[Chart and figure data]
=-=-=

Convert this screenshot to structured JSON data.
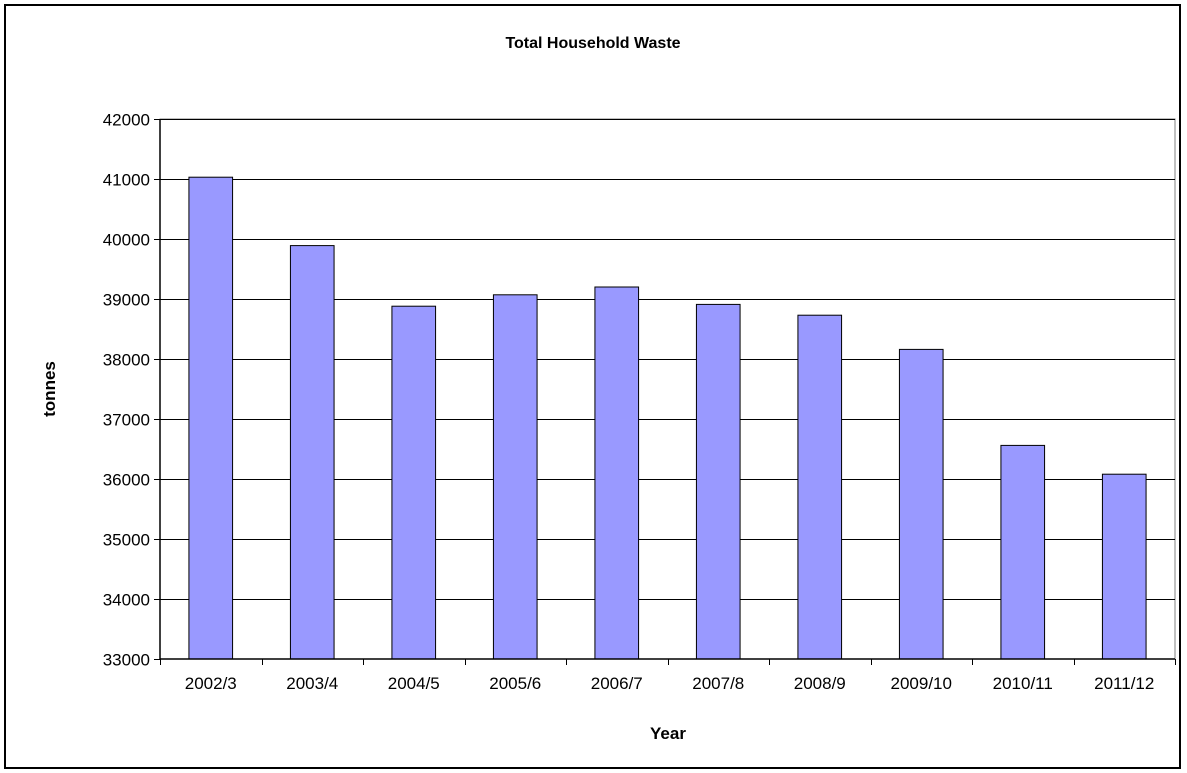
{
  "chart_data": {
    "type": "bar",
    "title": "Total Household Waste",
    "xlabel": "Year",
    "ylabel": "tonnes",
    "categories": [
      "2002/3",
      "2003/4",
      "2004/5",
      "2005/6",
      "2006/7",
      "2007/8",
      "2008/9",
      "2009/10",
      "2010/11",
      "2011/12"
    ],
    "values": [
      41030,
      39890,
      38880,
      39070,
      39200,
      38910,
      38730,
      38160,
      36560,
      36080
    ],
    "ylim": [
      33000,
      42000
    ],
    "yticks": [
      "33000",
      "34000",
      "35000",
      "36000",
      "37000",
      "38000",
      "39000",
      "40000",
      "41000",
      "42000"
    ],
    "grid": true,
    "legend": "none",
    "bar_color": "#9999FF",
    "bar_edge_color": "#000000"
  }
}
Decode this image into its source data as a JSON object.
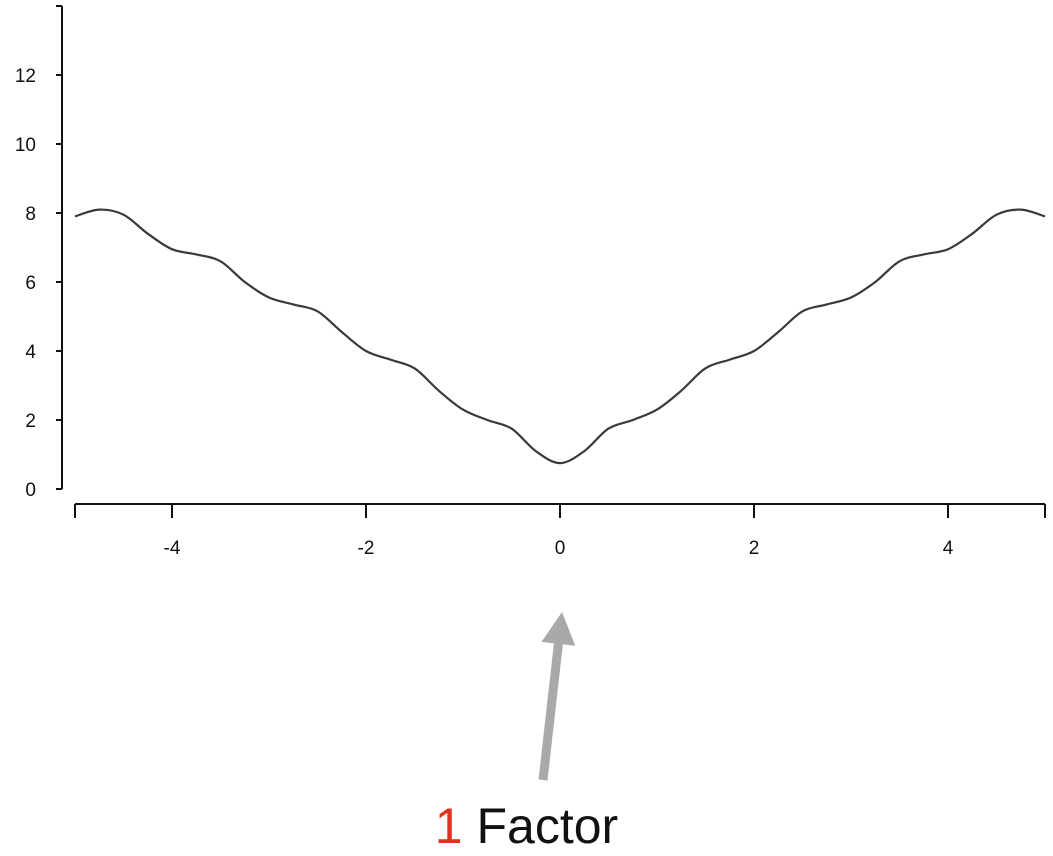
{
  "chart_data": {
    "type": "line",
    "title": "",
    "xlabel": "",
    "ylabel": "",
    "xlim": [
      -5,
      5
    ],
    "ylim": [
      0,
      14
    ],
    "x_ticks": [
      -4,
      -2,
      0,
      2,
      4
    ],
    "y_ticks": [
      0,
      2,
      4,
      6,
      8,
      10,
      12
    ],
    "grid": false,
    "series": [
      {
        "x": [
          -5.0,
          -4.75,
          -4.5,
          -4.25,
          -4.0,
          -3.75,
          -3.5,
          -3.25,
          -3.0,
          -2.75,
          -2.5,
          -2.25,
          -2.0,
          -1.75,
          -1.5,
          -1.25,
          -1.0,
          -0.75,
          -0.5,
          -0.25,
          0.0,
          0.25,
          0.5,
          0.75,
          1.0,
          1.25,
          1.5,
          1.75,
          2.0,
          2.25,
          2.5,
          2.75,
          3.0,
          3.25,
          3.5,
          3.75,
          4.0,
          4.25,
          4.5,
          4.75,
          5.0
        ],
        "y": [
          7.9,
          8.1,
          7.95,
          7.4,
          6.95,
          6.8,
          6.6,
          6.0,
          5.55,
          5.35,
          5.15,
          4.55,
          4.0,
          3.75,
          3.5,
          2.85,
          2.3,
          2.0,
          1.75,
          1.1,
          0.75,
          1.1,
          1.75,
          2.0,
          2.3,
          2.85,
          3.5,
          3.75,
          4.0,
          4.55,
          5.15,
          5.35,
          5.55,
          6.0,
          6.6,
          6.8,
          6.95,
          7.4,
          7.95,
          8.1,
          7.9
        ]
      }
    ],
    "annotation": {
      "type": "arrow",
      "points_to_x": 0
    },
    "colors": {
      "line": "#3a3a3a",
      "axis": "#111111",
      "arrow": "#a9a9a9",
      "caption_number": "#e0301e"
    }
  },
  "caption": {
    "number": "1",
    "text": "Factor"
  }
}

=-=-=

Output the data above without changes, apart from leaving out the pictures.

Convert this screenshot to structured JSON data.
{
  "chart_data": {
    "type": "bar",
    "title": "Total Household Waste",
    "xlabel": "Year",
    "ylabel": "tonnes",
    "categories": [
      "2002/3",
      "2003/4",
      "2004/5",
      "2005/6",
      "2006/7",
      "2007/8",
      "2008/9",
      "2009/10",
      "2010/11",
      "2011/12"
    ],
    "values": [
      41030,
      39890,
      38880,
      39070,
      39200,
      38910,
      38730,
      38160,
      36560,
      36080
    ],
    "ylim": [
      33000,
      42000
    ],
    "yticks": [
      "33000",
      "34000",
      "35000",
      "36000",
      "37000",
      "38000",
      "39000",
      "40000",
      "41000",
      "42000"
    ],
    "grid": true,
    "legend": "none",
    "bar_color": "#9999FF",
    "bar_edge_color": "#000000"
  }
}
Decode this image into its source data as a JSON object.
{
  "chart_data": {
    "type": "line",
    "title": "",
    "xlabel": "",
    "ylabel": "",
    "xlim": [
      -5,
      5
    ],
    "ylim": [
      0,
      14
    ],
    "x_ticks": [
      -4,
      -2,
      0,
      2,
      4
    ],
    "y_ticks": [
      0,
      2,
      4,
      6,
      8,
      10,
      12
    ],
    "grid": false,
    "series": [
      {
        "x": [
          -5.0,
          -4.75,
          -4.5,
          -4.25,
          -4.0,
          -3.75,
          -3.5,
          -3.25,
          -3.0,
          -2.75,
          -2.5,
          -2.25,
          -2.0,
          -1.75,
          -1.5,
          -1.25,
          -1.0,
          -0.75,
          -0.5,
          -0.25,
          0.0,
          0.25,
          0.5,
          0.75,
          1.0,
          1.25,
          1.5,
          1.75,
          2.0,
          2.25,
          2.5,
          2.75,
          3.0,
          3.25,
          3.5,
          3.75,
          4.0,
          4.25,
          4.5,
          4.75,
          5.0
        ],
        "y": [
          7.9,
          8.1,
          7.95,
          7.4,
          6.95,
          6.8,
          6.6,
          6.0,
          5.55,
          5.35,
          5.15,
          4.55,
          4.0,
          3.75,
          3.5,
          2.85,
          2.3,
          2.0,
          1.75,
          1.1,
          0.75,
          1.1,
          1.75,
          2.0,
          2.3,
          2.85,
          3.5,
          3.75,
          4.0,
          4.55,
          5.15,
          5.35,
          5.55,
          6.0,
          6.6,
          6.8,
          6.95,
          7.4,
          7.95,
          8.1,
          7.9
        ]
      }
    ],
    "annotation": {
      "type": "arrow",
      "points_to_x": 0
    },
    "colors": {
      "line": "#3a3a3a",
      "axis": "#111111",
      "arrow": "#a9a9a9",
      "caption_number": "#e0301e"
    }
  },
  "caption": {
    "number": "1",
    "text": "Factor"
  }
}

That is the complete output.